◆ WRITTEN INSTRUCTION: Reproduce every line in the listing that contains the word "para".

◆ EXTRACTED RECORDS:
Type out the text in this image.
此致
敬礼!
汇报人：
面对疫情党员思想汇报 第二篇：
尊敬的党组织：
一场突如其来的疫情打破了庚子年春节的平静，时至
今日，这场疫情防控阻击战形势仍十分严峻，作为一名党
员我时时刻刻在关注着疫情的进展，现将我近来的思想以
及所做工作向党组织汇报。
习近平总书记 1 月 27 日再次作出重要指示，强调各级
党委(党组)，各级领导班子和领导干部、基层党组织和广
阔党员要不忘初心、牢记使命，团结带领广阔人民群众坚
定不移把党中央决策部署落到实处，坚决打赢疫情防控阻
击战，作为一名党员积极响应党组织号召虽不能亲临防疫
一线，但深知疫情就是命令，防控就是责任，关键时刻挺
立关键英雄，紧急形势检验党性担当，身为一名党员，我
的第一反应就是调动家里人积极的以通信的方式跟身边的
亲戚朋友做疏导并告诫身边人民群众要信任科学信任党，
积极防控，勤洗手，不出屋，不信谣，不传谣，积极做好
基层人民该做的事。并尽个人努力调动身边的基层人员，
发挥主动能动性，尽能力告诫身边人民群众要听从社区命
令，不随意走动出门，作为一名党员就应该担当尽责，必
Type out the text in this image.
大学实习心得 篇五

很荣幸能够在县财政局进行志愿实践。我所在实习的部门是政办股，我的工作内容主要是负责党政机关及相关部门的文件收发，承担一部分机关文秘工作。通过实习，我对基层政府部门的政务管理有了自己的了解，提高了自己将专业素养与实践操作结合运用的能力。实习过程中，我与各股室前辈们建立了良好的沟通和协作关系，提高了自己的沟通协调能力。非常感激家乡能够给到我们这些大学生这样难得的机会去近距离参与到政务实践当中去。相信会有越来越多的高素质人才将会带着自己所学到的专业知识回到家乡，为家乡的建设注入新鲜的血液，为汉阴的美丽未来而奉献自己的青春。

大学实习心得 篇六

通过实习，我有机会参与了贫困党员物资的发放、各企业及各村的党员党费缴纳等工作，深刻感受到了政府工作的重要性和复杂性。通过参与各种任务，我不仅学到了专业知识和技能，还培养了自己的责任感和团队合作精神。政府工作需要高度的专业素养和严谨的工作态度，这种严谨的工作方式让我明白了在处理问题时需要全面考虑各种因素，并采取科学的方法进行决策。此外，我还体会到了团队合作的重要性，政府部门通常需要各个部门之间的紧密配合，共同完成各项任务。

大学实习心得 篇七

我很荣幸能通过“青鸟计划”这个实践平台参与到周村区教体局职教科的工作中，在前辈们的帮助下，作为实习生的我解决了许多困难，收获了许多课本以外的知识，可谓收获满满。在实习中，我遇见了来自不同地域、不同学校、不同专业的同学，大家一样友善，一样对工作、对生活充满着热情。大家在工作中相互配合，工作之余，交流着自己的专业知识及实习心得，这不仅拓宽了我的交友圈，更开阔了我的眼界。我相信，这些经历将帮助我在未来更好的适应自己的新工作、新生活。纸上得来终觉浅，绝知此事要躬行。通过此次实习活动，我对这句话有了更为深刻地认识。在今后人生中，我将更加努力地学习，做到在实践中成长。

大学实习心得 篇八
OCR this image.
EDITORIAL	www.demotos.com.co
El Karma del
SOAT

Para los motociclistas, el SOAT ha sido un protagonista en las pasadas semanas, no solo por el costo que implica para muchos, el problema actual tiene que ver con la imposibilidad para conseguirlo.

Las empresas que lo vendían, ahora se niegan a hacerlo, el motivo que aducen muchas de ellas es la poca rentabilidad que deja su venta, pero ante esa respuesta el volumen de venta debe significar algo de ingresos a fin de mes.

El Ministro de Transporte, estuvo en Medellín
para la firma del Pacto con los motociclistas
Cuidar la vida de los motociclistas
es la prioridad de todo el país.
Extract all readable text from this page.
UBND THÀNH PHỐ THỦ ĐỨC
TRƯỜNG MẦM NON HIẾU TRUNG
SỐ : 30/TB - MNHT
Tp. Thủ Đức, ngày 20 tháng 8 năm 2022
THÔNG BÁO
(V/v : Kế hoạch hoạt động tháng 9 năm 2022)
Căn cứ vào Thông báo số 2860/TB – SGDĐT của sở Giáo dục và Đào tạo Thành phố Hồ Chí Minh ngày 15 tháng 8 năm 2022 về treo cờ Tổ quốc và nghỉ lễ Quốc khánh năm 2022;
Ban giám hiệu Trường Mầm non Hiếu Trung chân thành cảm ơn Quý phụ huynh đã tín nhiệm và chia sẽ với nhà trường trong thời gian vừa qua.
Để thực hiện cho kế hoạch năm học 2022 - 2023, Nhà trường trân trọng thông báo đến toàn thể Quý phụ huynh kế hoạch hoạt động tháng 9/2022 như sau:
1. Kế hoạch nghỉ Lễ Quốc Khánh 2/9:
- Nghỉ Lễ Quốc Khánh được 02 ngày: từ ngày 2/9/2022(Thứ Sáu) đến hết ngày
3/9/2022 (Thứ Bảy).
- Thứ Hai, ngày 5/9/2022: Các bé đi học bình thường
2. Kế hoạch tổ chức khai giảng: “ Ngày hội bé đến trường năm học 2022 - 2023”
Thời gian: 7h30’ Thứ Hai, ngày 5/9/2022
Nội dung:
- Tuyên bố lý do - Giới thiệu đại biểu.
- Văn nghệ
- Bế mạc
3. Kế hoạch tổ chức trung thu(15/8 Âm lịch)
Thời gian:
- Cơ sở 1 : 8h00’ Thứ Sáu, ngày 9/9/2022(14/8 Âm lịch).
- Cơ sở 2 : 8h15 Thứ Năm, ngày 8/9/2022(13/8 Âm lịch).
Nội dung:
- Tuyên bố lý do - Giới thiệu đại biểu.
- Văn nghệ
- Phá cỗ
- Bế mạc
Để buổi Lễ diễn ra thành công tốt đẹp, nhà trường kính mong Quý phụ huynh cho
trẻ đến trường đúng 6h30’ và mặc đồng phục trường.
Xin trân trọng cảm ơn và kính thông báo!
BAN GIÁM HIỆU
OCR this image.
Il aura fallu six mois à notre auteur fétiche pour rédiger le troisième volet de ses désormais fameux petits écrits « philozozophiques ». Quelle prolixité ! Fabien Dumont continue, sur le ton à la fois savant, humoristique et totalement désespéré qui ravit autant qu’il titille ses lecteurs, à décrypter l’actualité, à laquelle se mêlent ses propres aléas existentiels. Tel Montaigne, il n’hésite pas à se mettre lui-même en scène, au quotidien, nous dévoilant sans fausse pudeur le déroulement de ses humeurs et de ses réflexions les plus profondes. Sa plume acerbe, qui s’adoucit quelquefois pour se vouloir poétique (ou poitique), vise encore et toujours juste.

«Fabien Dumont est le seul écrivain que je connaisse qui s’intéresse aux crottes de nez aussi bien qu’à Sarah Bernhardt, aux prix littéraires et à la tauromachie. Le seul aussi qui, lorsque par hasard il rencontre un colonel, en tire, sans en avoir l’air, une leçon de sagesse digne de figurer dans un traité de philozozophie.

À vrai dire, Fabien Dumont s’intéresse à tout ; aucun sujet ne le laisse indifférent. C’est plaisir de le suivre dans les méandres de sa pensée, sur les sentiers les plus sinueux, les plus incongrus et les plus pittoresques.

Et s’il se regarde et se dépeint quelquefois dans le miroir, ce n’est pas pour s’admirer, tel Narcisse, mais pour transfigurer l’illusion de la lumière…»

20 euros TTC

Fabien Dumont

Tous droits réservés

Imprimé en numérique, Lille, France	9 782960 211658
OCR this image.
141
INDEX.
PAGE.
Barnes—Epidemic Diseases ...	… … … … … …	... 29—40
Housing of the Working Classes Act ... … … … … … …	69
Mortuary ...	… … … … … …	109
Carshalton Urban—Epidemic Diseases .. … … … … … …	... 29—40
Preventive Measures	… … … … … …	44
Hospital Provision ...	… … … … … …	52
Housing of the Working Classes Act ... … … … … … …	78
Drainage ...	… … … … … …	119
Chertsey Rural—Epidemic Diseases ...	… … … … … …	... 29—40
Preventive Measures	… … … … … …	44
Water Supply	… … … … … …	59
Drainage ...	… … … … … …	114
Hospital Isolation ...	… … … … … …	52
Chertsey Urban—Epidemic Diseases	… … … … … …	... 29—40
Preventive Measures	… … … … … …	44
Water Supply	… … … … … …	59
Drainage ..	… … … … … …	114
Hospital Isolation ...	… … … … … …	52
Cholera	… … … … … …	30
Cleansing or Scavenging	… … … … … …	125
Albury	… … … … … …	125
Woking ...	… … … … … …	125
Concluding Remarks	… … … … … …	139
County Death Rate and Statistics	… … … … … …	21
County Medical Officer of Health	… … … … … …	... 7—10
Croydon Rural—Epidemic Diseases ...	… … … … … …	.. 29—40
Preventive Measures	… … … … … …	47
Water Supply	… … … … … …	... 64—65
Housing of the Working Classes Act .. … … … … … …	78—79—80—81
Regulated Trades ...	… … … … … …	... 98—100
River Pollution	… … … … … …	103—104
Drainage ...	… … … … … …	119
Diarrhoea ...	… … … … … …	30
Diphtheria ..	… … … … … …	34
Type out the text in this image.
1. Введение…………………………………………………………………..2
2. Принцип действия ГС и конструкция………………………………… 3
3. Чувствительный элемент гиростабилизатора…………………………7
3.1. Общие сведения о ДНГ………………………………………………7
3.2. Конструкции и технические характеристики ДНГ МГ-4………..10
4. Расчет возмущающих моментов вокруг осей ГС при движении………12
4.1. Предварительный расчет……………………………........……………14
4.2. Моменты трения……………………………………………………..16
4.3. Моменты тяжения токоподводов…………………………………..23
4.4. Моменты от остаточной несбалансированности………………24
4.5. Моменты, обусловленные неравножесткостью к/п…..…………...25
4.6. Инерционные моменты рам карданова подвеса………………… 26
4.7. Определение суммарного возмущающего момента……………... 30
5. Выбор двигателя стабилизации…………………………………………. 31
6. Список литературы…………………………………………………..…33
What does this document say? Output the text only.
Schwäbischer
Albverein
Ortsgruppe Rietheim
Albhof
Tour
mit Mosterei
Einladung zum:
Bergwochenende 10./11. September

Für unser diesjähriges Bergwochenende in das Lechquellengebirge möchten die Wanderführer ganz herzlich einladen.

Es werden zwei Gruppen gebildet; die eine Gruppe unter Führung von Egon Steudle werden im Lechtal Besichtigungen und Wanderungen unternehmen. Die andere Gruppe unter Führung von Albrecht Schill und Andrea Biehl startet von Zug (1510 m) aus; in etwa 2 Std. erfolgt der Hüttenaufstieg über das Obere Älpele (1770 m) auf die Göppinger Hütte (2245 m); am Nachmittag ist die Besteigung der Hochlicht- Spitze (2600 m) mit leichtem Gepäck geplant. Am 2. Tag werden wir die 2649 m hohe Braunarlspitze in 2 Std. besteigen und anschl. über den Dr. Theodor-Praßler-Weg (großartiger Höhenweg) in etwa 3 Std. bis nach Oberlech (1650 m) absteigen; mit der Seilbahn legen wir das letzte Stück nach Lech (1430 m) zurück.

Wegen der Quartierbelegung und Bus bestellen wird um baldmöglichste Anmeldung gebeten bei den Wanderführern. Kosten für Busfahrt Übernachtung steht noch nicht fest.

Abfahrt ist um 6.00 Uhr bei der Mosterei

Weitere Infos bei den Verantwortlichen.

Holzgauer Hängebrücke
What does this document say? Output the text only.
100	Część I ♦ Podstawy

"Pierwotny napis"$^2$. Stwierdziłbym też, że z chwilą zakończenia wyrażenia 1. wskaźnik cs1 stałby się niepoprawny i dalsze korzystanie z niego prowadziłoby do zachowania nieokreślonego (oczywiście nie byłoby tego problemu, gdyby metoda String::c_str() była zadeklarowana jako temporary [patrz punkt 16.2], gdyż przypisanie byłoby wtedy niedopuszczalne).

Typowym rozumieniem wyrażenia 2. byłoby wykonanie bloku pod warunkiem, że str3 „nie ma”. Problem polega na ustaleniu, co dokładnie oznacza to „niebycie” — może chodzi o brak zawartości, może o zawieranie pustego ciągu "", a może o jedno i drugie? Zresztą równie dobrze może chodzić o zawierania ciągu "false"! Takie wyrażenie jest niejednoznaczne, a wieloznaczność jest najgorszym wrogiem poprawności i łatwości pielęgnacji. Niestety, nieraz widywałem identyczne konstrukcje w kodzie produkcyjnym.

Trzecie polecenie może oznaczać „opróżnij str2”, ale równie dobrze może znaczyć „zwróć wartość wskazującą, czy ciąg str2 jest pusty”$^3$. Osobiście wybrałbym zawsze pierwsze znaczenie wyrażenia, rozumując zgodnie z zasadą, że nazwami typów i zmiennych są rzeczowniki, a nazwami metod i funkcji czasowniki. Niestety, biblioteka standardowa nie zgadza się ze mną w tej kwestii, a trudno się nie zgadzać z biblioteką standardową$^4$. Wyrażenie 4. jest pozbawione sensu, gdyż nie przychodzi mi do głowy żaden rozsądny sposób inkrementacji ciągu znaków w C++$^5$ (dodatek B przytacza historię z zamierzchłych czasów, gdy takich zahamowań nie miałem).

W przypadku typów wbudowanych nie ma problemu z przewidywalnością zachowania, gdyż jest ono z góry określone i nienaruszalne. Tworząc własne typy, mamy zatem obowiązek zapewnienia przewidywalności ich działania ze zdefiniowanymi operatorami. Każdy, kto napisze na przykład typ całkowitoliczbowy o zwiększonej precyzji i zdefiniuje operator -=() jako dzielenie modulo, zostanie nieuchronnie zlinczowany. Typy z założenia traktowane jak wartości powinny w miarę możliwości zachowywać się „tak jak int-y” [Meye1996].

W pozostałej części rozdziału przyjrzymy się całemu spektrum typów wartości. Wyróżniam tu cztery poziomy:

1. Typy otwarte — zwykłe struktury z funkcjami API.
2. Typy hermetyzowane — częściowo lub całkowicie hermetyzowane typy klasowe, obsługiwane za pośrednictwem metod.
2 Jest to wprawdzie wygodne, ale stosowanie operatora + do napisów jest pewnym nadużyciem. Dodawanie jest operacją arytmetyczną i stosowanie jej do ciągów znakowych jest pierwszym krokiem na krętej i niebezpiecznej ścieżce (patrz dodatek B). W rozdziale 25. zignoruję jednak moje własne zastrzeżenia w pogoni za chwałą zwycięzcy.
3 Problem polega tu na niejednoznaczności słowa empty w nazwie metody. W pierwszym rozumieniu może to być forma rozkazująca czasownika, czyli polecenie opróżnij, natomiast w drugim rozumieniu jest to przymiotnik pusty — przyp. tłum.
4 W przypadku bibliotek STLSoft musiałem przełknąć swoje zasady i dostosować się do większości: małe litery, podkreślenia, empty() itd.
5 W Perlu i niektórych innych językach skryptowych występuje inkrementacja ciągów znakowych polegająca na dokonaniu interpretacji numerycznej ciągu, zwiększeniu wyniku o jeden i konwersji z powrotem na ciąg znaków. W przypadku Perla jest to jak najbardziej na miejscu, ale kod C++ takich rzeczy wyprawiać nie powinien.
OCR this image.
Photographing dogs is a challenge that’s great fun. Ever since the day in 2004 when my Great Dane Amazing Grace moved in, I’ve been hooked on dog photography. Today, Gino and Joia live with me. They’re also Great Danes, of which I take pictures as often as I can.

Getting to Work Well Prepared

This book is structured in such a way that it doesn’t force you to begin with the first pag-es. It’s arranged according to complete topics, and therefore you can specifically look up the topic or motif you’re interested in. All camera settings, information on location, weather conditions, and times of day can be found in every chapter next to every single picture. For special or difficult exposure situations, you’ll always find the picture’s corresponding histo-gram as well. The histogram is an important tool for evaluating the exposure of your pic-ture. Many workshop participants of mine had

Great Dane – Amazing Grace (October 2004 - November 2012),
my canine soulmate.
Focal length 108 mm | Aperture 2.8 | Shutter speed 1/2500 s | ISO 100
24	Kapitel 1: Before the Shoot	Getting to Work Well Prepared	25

◆ ANSWER BELOW:
Para los motociclistas, el SOAT ha sido un protagonista en las pasadas semanas, no solo por el costo que implica para muchos, el problema actual tiene que ver con la imposibilidad para conseguirlo.
para la firma del Pacto con los motociclistas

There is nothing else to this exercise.